● Alıntılanan Metin
══════════

Bizim mahalledekiler son zamanlarda şöyle bir itiyat geliştirmişlerdi:
Köşe yazısı formunda Aydın Doğan’a mektup yazmak... Ayın 20 günü hiç üşenmeden, hiç sıkılmadan Aydın Bey’e mektup yazıp, “Yanındakileri at... Yanındakileri at...” diye feryat ediyorlardı... Demek istedikleri şuydu: “Aydın Bey... Sen iyisin, hoşsun... Ama şu yanındakiler yok mu? Onlar fena... Tayyip Bey’in sinirlerini hoplatan yayınlar yapıyorlar... Tayyip Bey’i öfkelendiriyorlar... Ve onlara kızan Tayyip Bey, öfkesini senden çıkarıyor... Halbuki yanına bizim gibi Tayyip Bey’i öfkelendirmeyecek adamlar alsan en azından Ahmet Çalık gibi abat olursun...” Ve ben bu tür yazıları ağzım açık okuyordum... Hatta utanarak... Hatta yüzüm kızararak...
Geçen gün şöyle bir şey oldu: “Genel Yayın Yönetmeni” şapkasını duvara asan Ertuğrul Özkök, “köşe yazarı” sıfatıyla tuttu “yandaş medya patronları”na bir mektup yazdı... Çok kibar bir dille söylediği şuydu: “Adamlarınız çalışmıyor, gazetelerini sattırmak, televizyonlarını seyrettirmek için uğraşmıyorlar... Hepsinin tirajını toplasan bir Vatan, bir Milliyet etmiyor... Bu gidişe bir çare bulun.”
Bu kadarı yetti de arttı bile... Bizim mahalle resmen kazan kaldırdı... Bir alınganlık, bir asabiyet, bir isyan... Sanki her gün Aydın Doğan’a mektup yazanlar kendileri değilmiş gibi... Sanki bir tek Aydın Doğan’a mektup yazılabilir ama kendi patronlarına mektup yazılamazmış gibi... Üstelik Ertuğrul Özkök’ün yazısında “onları at / bizi al” türünden bir ima, bir gönderme, bir heves olmadığı halde...
Keşke şöyle bir şey olsa: Yandaş gazete ve televizyonların binalarının girişine “Kendine yapılmasını istemediğini sen de başkalarına yapma” şeklinde bir özlü söz yazılsa... Keşke... Ah keşke...

══════════

● Verilen Bilgiler
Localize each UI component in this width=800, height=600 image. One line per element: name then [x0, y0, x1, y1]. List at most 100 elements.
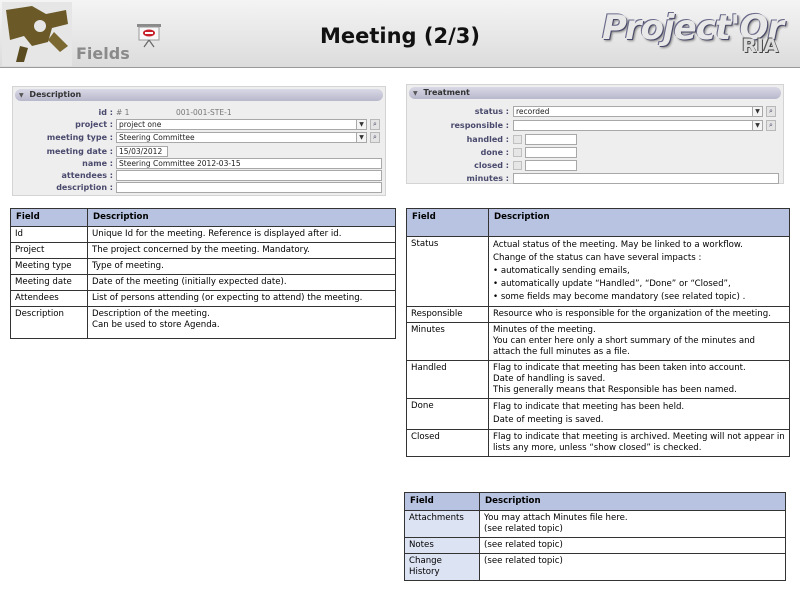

══════════

● Çalışma Soruları
A – Köşe yazısında "Geçen gün şöyle bir şey oldu" diye başlayan paragrafı, ana bilgileri koruyarak daha kısa anlat.
B – Köşe yazısını son cümlesinden sonra aynı üslupla sürdür.
Buradaki malzemenin köşe yazısıyla bir ilgisi yok.

● Görevlerin Sonuçları
A – Ertuğrul Özkök, genel yayın yönetmeni kimliğini bir kenara koyup köşe yazarı olarak yandaş medya patronlarına bir mektup yazdı. Kibar bir dille, onların çalışanlarının gazete sattırmak ve televizyon izletmek için uğraşmadığını, hepsinin tirajı toplansa bir Vatan ya da bir Milliyet etmediğini söyledi ve bu gidişe çare bulmalarını istedi.

B –
Çok değişik bir türban filmi: Büşra
Benim bildiğim ilk türban filmi “Yalnız Değilsiniz” idi... 20 yıl önce yönetmen Mesut Uçakan tarafından çekilen filmde, başını örtmeye karar veren modern bir ailenin kızının, hem ailesinden, hem de devletten gördüğü baskılar anlatılıyordu. Aradan geçti 20 yıl... Ve türban yine beyazperdede... Ancak bu kez amaç türban sorununu anlatmak değil. Bu kez bireyselliğini öne çıkarmış bohem bir türbanlının öyküsü filme çekiliyor... Leman çizeri Bahadır Baruter’in “Büşra” adlı çizgi romanından uyarlanan film, muhafazakâr bir ailenin türbanlı kızı Büşra ile Yaman adlı nihilist köşe yazarının aşkını anlatıyor. Yönetmen: Alper Çağlar. Senaryo ise Bahadır Baruter ile Alper Çağlar’a ait. Fragmanı izledim. Diskoda dans eden, tesettür defilesi izleyen, öpüşen, ailesiyle çelişen, özgür takılan, kendine güvenli bir türbanlı portresinin ipuçlarını gördüm... Sanırım işin özünü kavramak ve anlamak için filmin vizyona giriş tarihi olan 19 Mart’ı beklemek zorundayım.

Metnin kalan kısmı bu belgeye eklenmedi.